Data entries
════════

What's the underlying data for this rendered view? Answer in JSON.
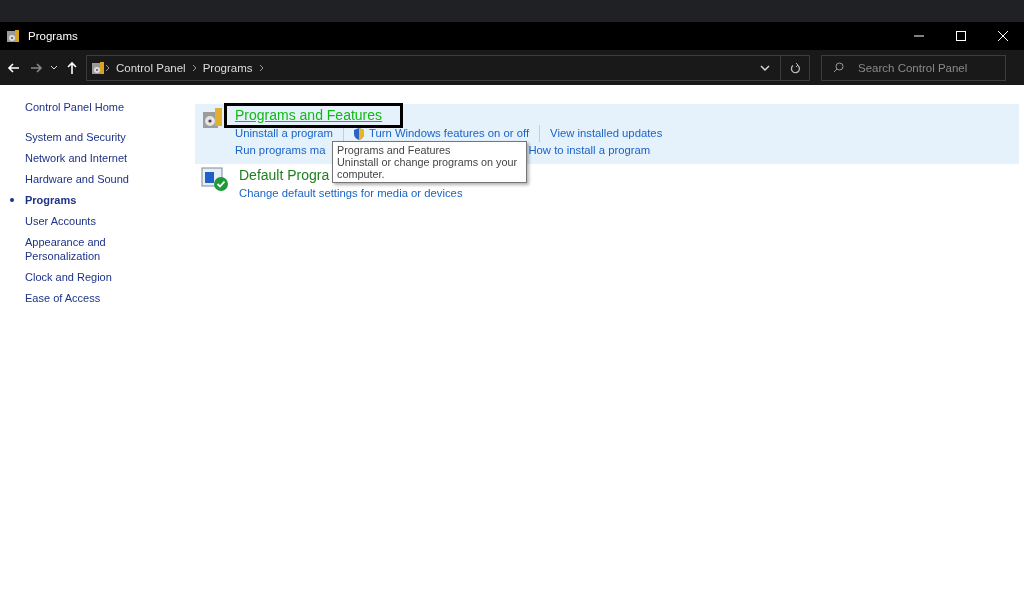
{
  "window": {
    "title": "Programs"
  },
  "address_bar": {
    "crumbs": [
      "Control Panel",
      "Programs"
    ]
  },
  "search": {
    "placeholder": "Search Control Panel"
  },
  "sidebar": {
    "home": "Control Panel Home",
    "items": [
      {
        "label": "System and Security",
        "selected": false
      },
      {
        "label": "Network and Internet",
        "selected": false
      },
      {
        "label": "Hardware and Sound",
        "selected": false
      },
      {
        "label": "Programs",
        "selected": true
      },
      {
        "label": "User Accounts",
        "selected": false
      },
      {
        "label": "Appearance and Personalization",
        "selected": false
      },
      {
        "label": "Clock and Region",
        "selected": false
      },
      {
        "label": "Ease of Access",
        "selected": false
      }
    ]
  },
  "categories": [
    {
      "title": "Programs and Features",
      "highlighted": true,
      "task_lines": [
        {
          "links": [
            {
              "text": "Uninstall a program"
            },
            {
              "text": "Turn Windows features on or off",
              "shield": true
            },
            {
              "text": "View installed updates"
            }
          ]
        },
        {
          "links": [
            {
              "text": "Run programs ma"
            },
            {
              "text": "How to install a program"
            }
          ]
        }
      ]
    },
    {
      "title": "Default Progra",
      "highlighted": false,
      "task_lines": [
        {
          "links": [
            {
              "text": "Change default settings for media or devices"
            }
          ]
        }
      ]
    }
  ],
  "tooltip": {
    "title": "Programs and Features",
    "text": "Uninstall or change programs on your computer."
  }
}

════════

> Problem requirements
Search the entries for the word "Uninstall", then list each line that holds it.

> In response
              "text": "Uninstall a program"
    "text": "Uninstall or change programs on your computer."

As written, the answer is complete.